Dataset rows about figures
════
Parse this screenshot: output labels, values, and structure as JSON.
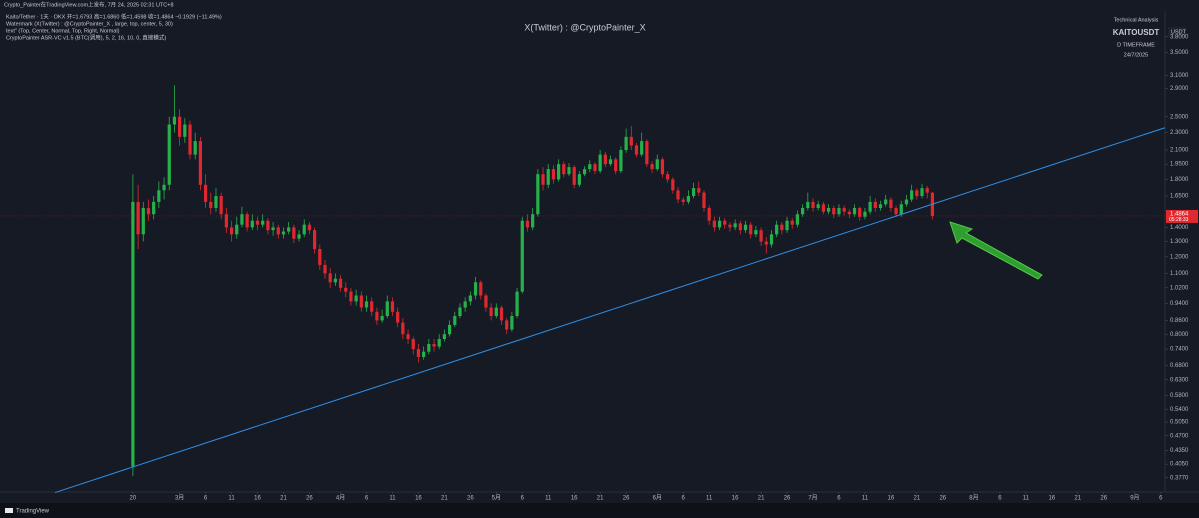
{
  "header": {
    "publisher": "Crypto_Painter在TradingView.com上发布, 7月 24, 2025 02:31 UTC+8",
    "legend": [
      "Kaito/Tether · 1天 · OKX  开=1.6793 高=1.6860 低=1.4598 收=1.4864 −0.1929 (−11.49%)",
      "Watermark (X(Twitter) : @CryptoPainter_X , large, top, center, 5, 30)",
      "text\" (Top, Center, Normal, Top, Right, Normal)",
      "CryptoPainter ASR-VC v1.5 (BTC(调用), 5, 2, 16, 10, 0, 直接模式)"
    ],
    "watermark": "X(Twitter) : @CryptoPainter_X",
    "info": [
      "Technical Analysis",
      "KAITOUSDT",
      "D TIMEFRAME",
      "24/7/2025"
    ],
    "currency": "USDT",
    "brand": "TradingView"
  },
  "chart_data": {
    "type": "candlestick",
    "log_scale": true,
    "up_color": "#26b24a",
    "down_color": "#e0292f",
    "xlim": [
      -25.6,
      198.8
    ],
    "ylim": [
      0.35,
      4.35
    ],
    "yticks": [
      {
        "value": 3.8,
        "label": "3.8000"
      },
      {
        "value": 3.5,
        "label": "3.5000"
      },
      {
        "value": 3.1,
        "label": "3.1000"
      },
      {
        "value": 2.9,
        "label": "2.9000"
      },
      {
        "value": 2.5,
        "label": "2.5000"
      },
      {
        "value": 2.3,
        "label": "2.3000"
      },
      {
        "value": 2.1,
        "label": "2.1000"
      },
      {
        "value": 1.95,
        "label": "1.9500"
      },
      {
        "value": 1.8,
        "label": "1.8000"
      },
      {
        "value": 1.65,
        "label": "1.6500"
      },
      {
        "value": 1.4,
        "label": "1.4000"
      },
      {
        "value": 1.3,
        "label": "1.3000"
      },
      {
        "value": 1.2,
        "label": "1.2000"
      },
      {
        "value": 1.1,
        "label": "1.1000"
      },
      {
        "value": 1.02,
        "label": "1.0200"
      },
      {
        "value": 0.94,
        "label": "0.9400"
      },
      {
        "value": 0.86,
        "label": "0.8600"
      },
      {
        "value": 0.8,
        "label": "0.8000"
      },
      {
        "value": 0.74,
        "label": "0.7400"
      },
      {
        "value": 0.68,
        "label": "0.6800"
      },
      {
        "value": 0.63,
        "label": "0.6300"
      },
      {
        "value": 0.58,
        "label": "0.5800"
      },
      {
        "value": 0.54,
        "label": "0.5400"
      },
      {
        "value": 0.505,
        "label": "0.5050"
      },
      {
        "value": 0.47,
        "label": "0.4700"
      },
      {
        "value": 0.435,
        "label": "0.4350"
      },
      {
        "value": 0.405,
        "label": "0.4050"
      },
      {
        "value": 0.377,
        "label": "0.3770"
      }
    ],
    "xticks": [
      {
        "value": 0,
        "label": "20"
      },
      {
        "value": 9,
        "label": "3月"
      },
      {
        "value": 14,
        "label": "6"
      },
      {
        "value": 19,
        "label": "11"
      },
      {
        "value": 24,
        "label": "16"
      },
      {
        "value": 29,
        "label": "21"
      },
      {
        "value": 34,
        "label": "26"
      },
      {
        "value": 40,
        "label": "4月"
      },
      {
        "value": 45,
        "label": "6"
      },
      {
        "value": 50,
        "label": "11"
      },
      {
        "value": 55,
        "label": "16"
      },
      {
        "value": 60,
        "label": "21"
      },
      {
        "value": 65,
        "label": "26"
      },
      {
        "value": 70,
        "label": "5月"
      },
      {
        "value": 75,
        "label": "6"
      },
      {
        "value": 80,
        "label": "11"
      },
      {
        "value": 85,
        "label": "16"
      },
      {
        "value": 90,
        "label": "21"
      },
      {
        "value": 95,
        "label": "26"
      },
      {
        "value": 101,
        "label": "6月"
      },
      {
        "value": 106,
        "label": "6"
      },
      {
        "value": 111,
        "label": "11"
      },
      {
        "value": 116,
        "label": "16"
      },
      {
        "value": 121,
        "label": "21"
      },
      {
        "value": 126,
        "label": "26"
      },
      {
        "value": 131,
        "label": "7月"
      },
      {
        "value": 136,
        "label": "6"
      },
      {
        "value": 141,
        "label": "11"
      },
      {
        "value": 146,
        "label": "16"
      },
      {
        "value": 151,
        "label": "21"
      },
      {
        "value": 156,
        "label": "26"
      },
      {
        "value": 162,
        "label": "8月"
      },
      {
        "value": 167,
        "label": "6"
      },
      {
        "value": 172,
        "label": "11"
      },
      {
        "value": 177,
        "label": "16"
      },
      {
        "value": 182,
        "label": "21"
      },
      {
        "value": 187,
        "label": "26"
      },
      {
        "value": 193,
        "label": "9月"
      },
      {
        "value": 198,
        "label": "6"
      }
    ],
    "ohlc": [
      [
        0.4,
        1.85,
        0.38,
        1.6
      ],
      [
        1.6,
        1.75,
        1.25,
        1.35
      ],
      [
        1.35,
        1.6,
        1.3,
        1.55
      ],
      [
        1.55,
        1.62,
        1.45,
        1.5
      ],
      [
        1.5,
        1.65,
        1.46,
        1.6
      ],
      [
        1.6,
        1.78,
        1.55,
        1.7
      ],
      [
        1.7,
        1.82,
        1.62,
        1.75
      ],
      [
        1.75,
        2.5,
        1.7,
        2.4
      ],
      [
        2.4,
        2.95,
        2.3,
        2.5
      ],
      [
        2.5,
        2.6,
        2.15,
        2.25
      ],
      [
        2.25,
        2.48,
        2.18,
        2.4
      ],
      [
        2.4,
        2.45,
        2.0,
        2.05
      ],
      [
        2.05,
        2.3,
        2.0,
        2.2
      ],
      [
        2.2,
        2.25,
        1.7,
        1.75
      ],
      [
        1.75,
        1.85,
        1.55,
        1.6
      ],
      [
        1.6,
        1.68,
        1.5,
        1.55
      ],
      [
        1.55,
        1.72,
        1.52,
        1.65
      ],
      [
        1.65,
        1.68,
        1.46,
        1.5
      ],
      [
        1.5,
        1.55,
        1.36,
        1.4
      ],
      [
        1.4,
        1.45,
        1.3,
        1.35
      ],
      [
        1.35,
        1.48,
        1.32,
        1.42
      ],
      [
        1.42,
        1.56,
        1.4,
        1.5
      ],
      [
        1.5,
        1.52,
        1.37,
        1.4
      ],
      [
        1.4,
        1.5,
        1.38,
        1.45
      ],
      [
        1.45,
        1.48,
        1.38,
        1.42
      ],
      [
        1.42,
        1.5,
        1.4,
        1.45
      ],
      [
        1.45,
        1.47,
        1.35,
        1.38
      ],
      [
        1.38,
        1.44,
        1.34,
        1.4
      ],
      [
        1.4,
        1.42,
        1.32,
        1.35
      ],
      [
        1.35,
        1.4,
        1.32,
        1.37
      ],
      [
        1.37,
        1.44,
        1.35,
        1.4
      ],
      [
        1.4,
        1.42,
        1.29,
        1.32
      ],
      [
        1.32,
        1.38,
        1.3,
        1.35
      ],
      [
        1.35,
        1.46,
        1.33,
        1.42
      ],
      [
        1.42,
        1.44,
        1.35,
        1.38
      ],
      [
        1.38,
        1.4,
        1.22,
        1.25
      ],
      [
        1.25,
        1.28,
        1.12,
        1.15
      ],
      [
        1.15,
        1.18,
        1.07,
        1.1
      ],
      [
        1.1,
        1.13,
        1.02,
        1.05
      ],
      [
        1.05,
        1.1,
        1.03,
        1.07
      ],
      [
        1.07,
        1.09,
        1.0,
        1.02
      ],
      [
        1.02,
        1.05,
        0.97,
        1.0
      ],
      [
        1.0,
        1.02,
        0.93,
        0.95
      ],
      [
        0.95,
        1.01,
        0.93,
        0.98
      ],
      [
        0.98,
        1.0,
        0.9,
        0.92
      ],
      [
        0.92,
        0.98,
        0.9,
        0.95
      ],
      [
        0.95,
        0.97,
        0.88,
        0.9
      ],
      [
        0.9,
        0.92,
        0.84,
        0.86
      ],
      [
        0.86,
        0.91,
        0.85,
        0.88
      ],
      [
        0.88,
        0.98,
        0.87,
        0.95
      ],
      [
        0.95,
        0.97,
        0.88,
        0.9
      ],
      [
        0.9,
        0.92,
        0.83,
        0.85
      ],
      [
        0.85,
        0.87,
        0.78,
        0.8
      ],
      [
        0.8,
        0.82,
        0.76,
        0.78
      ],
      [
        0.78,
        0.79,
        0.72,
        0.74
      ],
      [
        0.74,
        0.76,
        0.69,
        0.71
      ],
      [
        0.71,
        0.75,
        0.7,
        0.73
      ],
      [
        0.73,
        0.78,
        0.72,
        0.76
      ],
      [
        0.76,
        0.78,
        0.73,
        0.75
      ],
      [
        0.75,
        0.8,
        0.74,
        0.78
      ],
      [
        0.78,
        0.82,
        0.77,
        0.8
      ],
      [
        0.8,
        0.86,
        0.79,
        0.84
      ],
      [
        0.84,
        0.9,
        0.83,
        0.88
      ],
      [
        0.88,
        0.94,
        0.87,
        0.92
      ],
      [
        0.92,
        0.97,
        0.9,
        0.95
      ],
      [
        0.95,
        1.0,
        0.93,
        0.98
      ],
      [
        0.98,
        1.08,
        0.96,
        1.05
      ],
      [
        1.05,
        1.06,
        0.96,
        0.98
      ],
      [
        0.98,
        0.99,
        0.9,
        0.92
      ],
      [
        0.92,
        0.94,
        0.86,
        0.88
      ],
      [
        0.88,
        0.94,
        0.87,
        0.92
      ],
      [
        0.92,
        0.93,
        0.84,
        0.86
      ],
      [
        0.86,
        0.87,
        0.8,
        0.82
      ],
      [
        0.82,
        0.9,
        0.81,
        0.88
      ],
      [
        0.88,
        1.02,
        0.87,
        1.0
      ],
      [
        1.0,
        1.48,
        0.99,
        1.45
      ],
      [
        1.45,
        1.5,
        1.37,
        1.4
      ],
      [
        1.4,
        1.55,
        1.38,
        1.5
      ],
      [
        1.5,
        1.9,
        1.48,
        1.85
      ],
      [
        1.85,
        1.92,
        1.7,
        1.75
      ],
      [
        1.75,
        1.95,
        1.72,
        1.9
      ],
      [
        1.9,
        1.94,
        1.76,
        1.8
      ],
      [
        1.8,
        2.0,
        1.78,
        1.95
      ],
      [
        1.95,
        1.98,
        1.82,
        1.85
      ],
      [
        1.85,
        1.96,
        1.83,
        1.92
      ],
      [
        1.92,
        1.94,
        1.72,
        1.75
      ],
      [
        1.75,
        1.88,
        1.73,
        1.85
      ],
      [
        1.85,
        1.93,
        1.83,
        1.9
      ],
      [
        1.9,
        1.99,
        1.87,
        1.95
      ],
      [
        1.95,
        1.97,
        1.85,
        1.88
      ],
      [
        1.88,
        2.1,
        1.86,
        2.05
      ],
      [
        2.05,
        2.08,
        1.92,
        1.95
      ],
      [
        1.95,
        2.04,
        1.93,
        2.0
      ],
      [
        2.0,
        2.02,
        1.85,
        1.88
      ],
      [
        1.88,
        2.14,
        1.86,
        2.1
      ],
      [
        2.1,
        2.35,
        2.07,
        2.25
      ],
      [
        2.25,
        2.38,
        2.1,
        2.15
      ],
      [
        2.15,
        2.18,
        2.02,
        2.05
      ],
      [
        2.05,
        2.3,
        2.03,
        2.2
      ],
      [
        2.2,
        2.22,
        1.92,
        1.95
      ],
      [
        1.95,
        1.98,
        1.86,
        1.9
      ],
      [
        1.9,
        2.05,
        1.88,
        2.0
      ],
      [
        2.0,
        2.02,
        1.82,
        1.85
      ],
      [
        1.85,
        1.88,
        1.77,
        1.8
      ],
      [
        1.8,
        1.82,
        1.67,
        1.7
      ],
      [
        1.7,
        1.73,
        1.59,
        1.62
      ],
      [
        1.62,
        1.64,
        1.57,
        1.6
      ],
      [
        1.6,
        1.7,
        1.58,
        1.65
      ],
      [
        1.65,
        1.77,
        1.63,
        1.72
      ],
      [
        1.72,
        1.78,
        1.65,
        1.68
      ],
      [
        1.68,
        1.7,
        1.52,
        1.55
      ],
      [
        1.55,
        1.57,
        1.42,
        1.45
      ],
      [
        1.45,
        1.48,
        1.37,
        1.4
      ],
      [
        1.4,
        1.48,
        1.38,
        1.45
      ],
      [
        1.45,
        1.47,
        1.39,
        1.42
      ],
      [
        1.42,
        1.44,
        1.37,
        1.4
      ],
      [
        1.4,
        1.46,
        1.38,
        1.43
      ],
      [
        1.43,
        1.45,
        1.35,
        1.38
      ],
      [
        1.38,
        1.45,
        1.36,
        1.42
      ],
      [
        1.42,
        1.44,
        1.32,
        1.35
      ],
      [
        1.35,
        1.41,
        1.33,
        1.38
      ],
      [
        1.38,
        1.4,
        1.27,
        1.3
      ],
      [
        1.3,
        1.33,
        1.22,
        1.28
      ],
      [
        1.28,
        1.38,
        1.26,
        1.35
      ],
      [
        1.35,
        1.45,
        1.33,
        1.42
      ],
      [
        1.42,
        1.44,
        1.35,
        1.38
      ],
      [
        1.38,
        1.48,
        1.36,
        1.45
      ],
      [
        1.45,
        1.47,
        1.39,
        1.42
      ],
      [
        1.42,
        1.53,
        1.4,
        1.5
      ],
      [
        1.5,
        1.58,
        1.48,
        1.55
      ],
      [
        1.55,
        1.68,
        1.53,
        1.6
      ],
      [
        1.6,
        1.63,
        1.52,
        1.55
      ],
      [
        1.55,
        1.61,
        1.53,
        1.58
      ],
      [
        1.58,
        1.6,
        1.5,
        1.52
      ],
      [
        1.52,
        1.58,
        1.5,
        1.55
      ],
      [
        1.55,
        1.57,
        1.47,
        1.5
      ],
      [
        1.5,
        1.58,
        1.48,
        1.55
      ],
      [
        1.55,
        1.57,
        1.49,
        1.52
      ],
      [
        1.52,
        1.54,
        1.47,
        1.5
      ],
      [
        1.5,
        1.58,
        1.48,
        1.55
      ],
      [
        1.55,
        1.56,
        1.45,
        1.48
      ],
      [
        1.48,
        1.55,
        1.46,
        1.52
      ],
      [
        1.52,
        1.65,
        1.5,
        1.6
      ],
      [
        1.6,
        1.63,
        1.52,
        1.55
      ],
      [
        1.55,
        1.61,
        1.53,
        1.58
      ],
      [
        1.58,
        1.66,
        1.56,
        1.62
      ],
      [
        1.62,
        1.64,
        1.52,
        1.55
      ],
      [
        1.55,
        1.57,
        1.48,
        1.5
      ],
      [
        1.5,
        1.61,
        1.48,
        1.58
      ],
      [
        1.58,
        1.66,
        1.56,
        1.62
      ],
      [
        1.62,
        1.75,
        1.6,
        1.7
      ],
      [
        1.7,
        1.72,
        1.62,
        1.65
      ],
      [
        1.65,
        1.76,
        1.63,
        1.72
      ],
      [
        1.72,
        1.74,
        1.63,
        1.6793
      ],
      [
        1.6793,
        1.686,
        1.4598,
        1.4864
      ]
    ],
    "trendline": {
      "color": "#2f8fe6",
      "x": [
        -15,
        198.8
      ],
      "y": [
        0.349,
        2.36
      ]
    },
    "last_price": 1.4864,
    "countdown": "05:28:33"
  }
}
════
EXERCISE DIRECTIONS
Collect the complete line wherever the string "Twitter" appears in the records.

ANSWER FOR THE TASK
      "Watermark (X(Twitter) : @CryptoPainter_X , large, top, center, 5, 30)",
    "watermark": "X(Twitter) : @CryptoPainter_X",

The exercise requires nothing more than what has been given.